Find the lines with the string "tiennent" and return them.

>>>>>

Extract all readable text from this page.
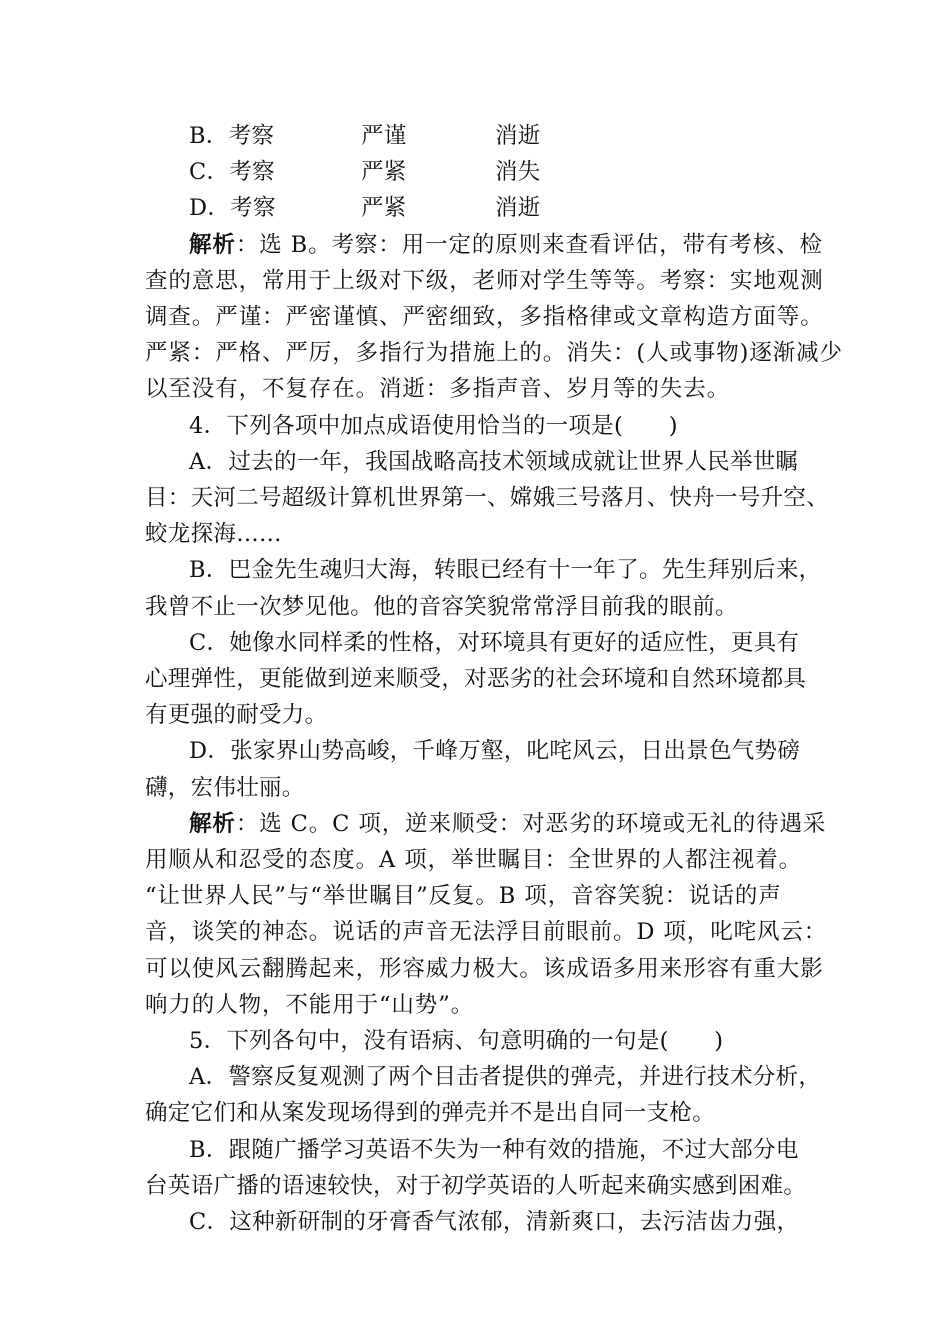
B．考察	严谨	消逝
C．考察	严紧	消失
D．考察	严紧	消逝
解析：选 B。考察：用一定的原则来查看评估，带有考核、检
查的意思，常用于上级对下级，老师对学生等等。考察：实地观测
调查。严谨：严密谨慎、严密细致，多指格律或文章构造方面等。
严紧：严格、严厉，多指行为措施上的。消失：(人或事物)逐渐减少
以至没有，不复存在。消逝：多指声音、岁月等的失去。
4．下列各项中加点成语使用恰当的一项是(　　)
A．过去的一年，我国战略高技术领域成就让世界人民举世瞩
目：天河二号超级计算机世界第一、嫦娥三号落月、快舟一号升空、
蛟龙探海……
B．巴金先生魂归大海，转眼已经有十一年了。先生拜别后来，
我曾不止一次梦见他。他的音容笑貌常常浮目前我的眼前。
C．她像水同样柔的性格，对环境具有更好的适应性，更具有
心理弹性，更能做到逆来顺受，对恶劣的社会环境和自然环境都具
有更强的耐受力。
D．张家界山势高峻，千峰万壑，叱咤风云，日出景色气势磅
礴，宏伟壮丽。
解析：选 C。C 项，逆来顺受：对恶劣的环境或无礼的待遇采
用顺从和忍受的态度。A 项，举世瞩目：全世界的人都注视着。
“让世界人民”与“举世瞩目”反复。B 项，音容笑貌：说话的声
音，谈笑的神态。说话的声音无法浮目前眼前。D 项，叱咤风云：
可以使风云翻腾起来，形容威力极大。该成语多用来形容有重大影
响力的人物，不能用于“山势”。
5．下列各句中，没有语病、句意明确的一句是(　　)
A．警察反复观测了两个目击者提供的弹壳，并进行技术分析，
确定它们和从案发现场得到的弹壳并不是出自同一支枪。
B．跟随广播学习英语不失为一种有效的措施，不过大部分电
台英语广播的语速较快，对于初学英语的人听起来确实感到困难。
C．这种新研制的牙膏香气浓郁，清新爽口，去污洁齿力强，
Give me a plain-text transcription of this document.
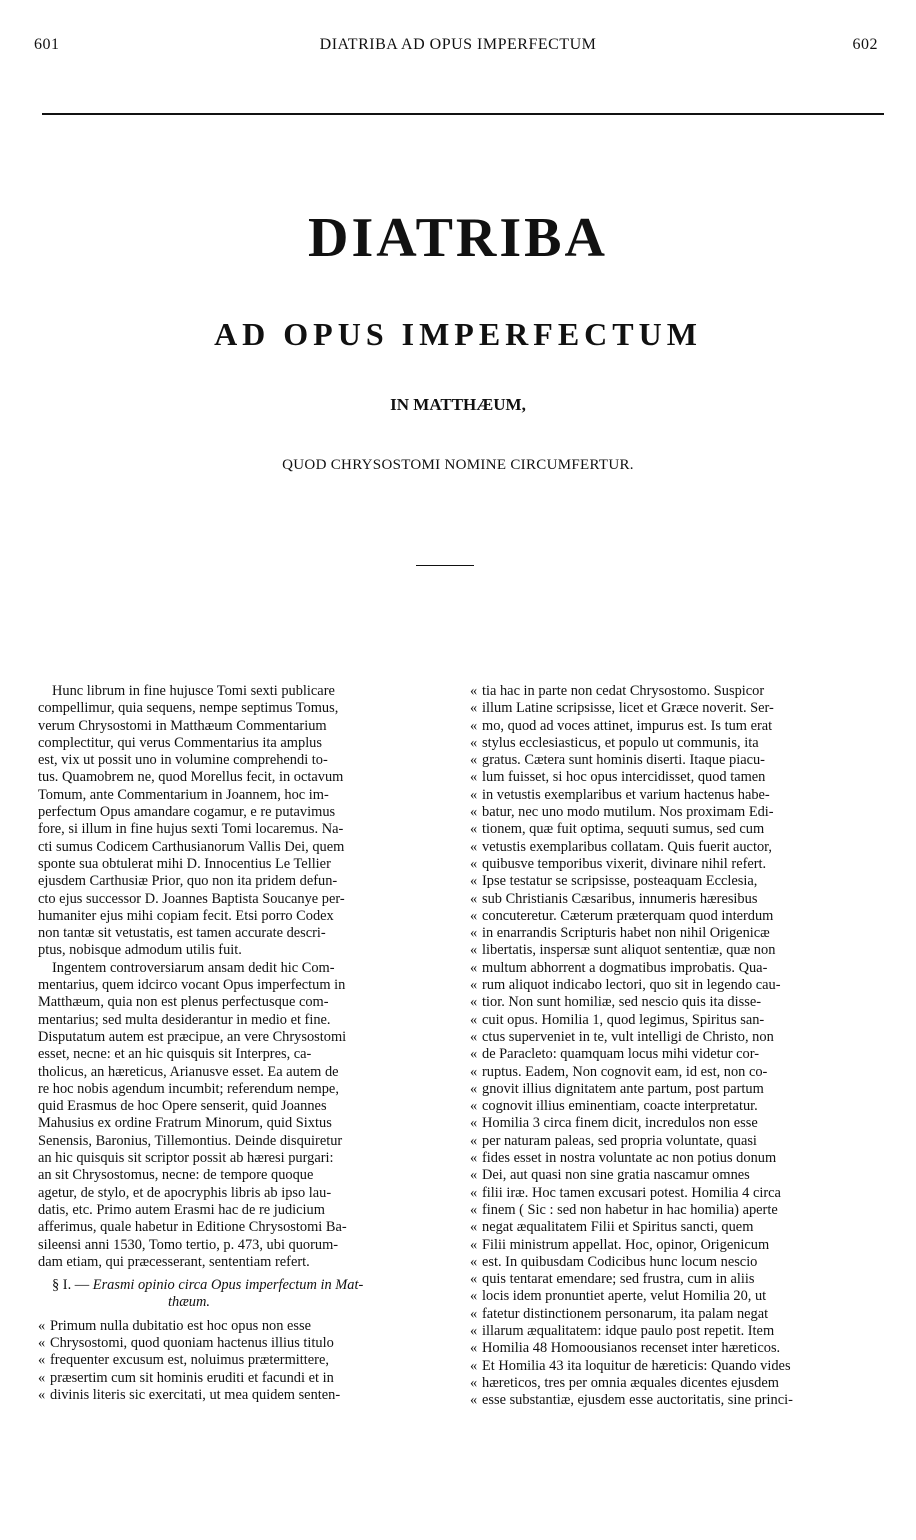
601	DIATRIBA AD OPUS IMPERFECTUM	602
DIATRIBA
AD OPUS IMPERFECTUM
IN MATTHÆUM,
QUOD CHRYSOSTOMI NOMINE CIRCUMFERTUR.
Hunc librum in fine hujusce Tomi sexti publicare
compellimur, quia sequens, nempe septimus Tomus,
verum Chrysostomi in Matthæum Commentarium
complectitur, qui verus Commentarius ita amplus
est, vix ut possit uno in volumine comprehendi to-
tus. Quamobrem ne, quod Morellus fecit, in octavum
Tomum, ante Commentarium in Joannem, hoc im-
perfectum Opus amandare cogamur, e re putavimus
fore, si illum in fine hujus sexti Tomi locaremus. Na-
cti sumus Codicem Carthusianorum Vallis Dei, quem
sponte sua obtulerat mihi D. Innocentius Le Tellier
ejusdem Carthusiæ Prior, quo non ita pridem defun-
cto ejus successor D. Joannes Baptista Soucanye per-
humaniter ejus mihi copiam fecit. Etsi porro Codex
non tantæ sit vetustatis, est tamen accurate descri-
ptus, nobisque admodum utilis fuit.
Ingentem controversiarum ansam dedit hic Com-
mentarius, quem idcirco vocant Opus imperfectum in
Matthæum, quia non est plenus perfectusque com-
mentarius; sed multa desiderantur in medio et fine.
Disputatum autem est præcipue, an vere Chrysostomi
esset, necne: et an hic quisquis sit Interpres, ca-
tholicus, an hæreticus, Arianusve esset. Ea autem de
re hoc nobis agendum incumbit; referendum nempe,
quid Erasmus de hoc Opere senserit, quid Joannes
Mahusius ex ordine Fratrum Minorum, quid Sixtus
Senensis, Baronius, Tillemontius. Deinde disquiretur
an hic quisquis sit scriptor possit ab hæresi purgari:
an sit Chrysostomus, necne: de tempore quoque
agetur, de stylo, et de apocryphis libris ab ipso lau-
datis, etc. Primo autem Erasmi hac de re judicium
afferimus, quale habetur in Editione Chrysostomi Ba-
sileensi anni 1530, Tomo tertio, p. 473, ubi quorum-
dam etiam, qui præcesserant, sententiam refert.
§ I. — Erasmi opinio circa Opus imperfectum in Mat-
thæum.
« Primum nulla dubitatio est hoc opus non esse
« Chrysostomi, quod quoniam hactenus illius titulo
« frequenter excusum est, noluimus prætermittere,
« præsertim cum sit hominis eruditi et facundi et in
« divinis literis sic exercitati, ut mea quidem senten-
« tia hac in parte non cedat Chrysostomo. Suspicor
« illum Latine scripsisse, licet et Græce noverit. Ser-
« mo, quod ad voces attinet, impurus est. Is tum erat
« stylus ecclesiasticus, et populo ut communis, ita
« gratus. Cætera sunt hominis diserti. Itaque piacu-
« lum fuisset, si hoc opus intercidisset, quod tamen
« in vetustis exemplaribus et varium hactenus habe-
« batur, nec uno modo mutilum. Nos proximam Edi-
« tionem, quæ fuit optima, sequuti sumus, sed cum
« vetustis exemplaribus collatam. Quis fuerit auctor,
« quibusve temporibus vixerit, divinare nihil refert.
« Ipse testatur se scripsisse, posteaquam Ecclesia,
« sub Christianis Cæsaribus, innumeris hæresibus
« concuteretur. Cæterum præterquam quod interdum
« in enarrandis Scripturis habet non nihil Origenicæ
« libertatis, inspersæ sunt aliquot sententiæ, quæ non
« multum abhorrent a dogmatibus improbatis. Qua-
« rum aliquot indicabo lectori, quo sit in legendo cau-
« tior. Non sunt homiliæ, sed nescio quis ita disse-
« cuit opus. Homilia 1, quod legimus, Spiritus san-
« ctus superveniet in te, vult intelligi de Christo, non
« de Paracleto: quamquam locus mihi videtur cor-
« ruptus. Eadem, Non cognovit eam, id est, non co-
« gnovit illius dignitatem ante partum, post partum
« cognovit illius eminentiam, coacte interpretatur.
« Homilia 3 circa finem dicit, incredulos non esse
« per naturam paleas, sed propria voluntate, quasi
« fides esset in nostra voluntate ac non potius donum
« Dei, aut quasi non sine gratia nascamur omnes
« filii iræ. Hoc tamen excusari potest. Homilia 4 circa
« finem ( Sic : sed non habetur in hac homilia) aperte
« negat æqualitatem Filii et Spiritus sancti, quem
« Filii ministrum appellat. Hoc, opinor, Origenicum
« est. In quibusdam Codicibus hunc locum nescio
« quis tentarat emendare; sed frustra, cum in aliis
« locis idem pronuntiet aperte, velut Homilia 20, ut
« fatetur distinctionem personarum, ita palam negat
« illarum æqualitatem: idque paulo post repetit. Item
« Homilia 48 Homoousianos recenset inter hæreticos.
« Et Homilia 43 ita loquitur de hæreticis: Quando vides
« hæreticos, tres per omnia æquales dicentes ejusdem
« esse substantiæ, ejusdem esse auctoritatis, sine princi-
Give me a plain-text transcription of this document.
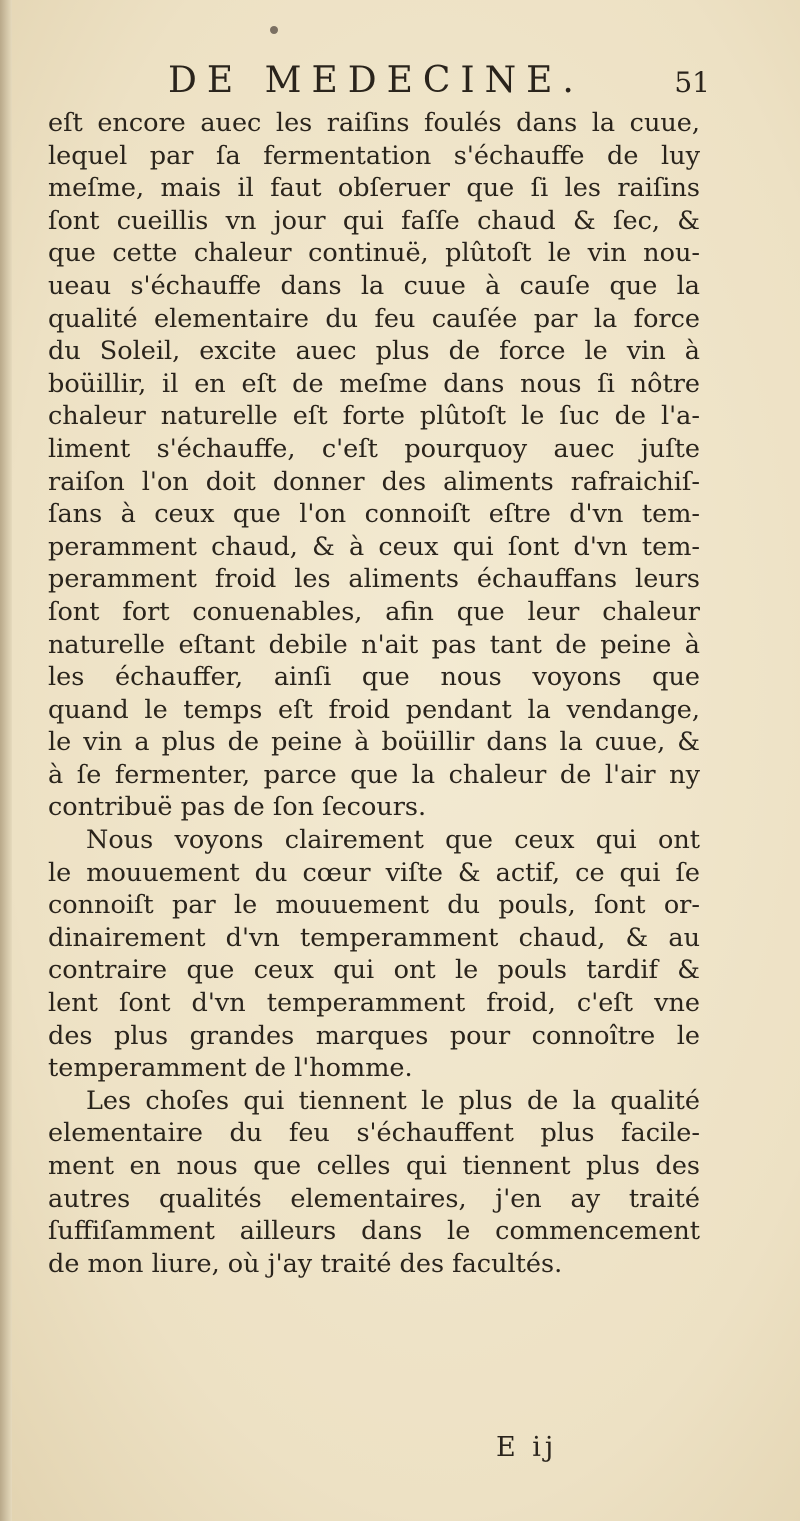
DE MEDECINE.	51
eſt encore auec les raiſins foulés dans la cuue,
lequel par ſa fermentation s'échauffe de luy
meſme, mais il faut obſeruer que ſi les raiſins
ſont cueillis vn jour qui faſſe chaud & ſec, &
que cette chaleur continuë, plûtoſt le vin nou-
ueau s'échauffe dans la cuue à cauſe que la
qualité elementaire du feu cauſée par la force
du Soleil, excite auec plus de force le vin à
boüillir, il en eſt de meſme dans nous ſi nôtre
chaleur naturelle eſt forte plûtoſt le ſuc de l'a-
liment s'échauffe, c'eſt pourquoy auec juſte
raiſon l'on doit donner des aliments rafraichiſ-
ſans à ceux que l'on connoiſt eſtre d'vn tem-
peramment chaud, & à ceux qui ſont d'vn tem-
peramment froid les aliments échauffans leurs
ſont fort conuenables, afin que leur chaleur
naturelle eſtant debile n'ait pas tant de peine à
les échauffer, ainſi que nous voyons que
quand le temps eſt froid pendant la vendange,
le vin a plus de peine à boüillir dans la cuue, &
à ſe fermenter, parce que la chaleur de l'air ny
contribuë pas de ſon ſecours.
Nous voyons clairement que ceux qui ont
le mouuement du cœur viſte & actif, ce qui ſe
connoiſt par le mouuement du pouls, ſont or-
dinairement d'vn temperamment chaud, & au
contraire que ceux qui ont le pouls tardif &
lent ſont d'vn temperamment froid, c'eſt vne
des plus grandes marques pour connoître le
temperamment de l'homme.
Les choſes qui tiennent le plus de la qualité
elementaire du feu s'échauffent plus facile-
ment en nous que celles qui tiennent plus des
autres qualités elementaires, j'en ay traité
ſuffiſamment ailleurs dans le commencement
de mon liure, où j'ay traité des facultés.
E ij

<<<<<

## Complete output
Les choſes qui tiennent le plus de la qualité
ment en nous que celles qui tiennent plus des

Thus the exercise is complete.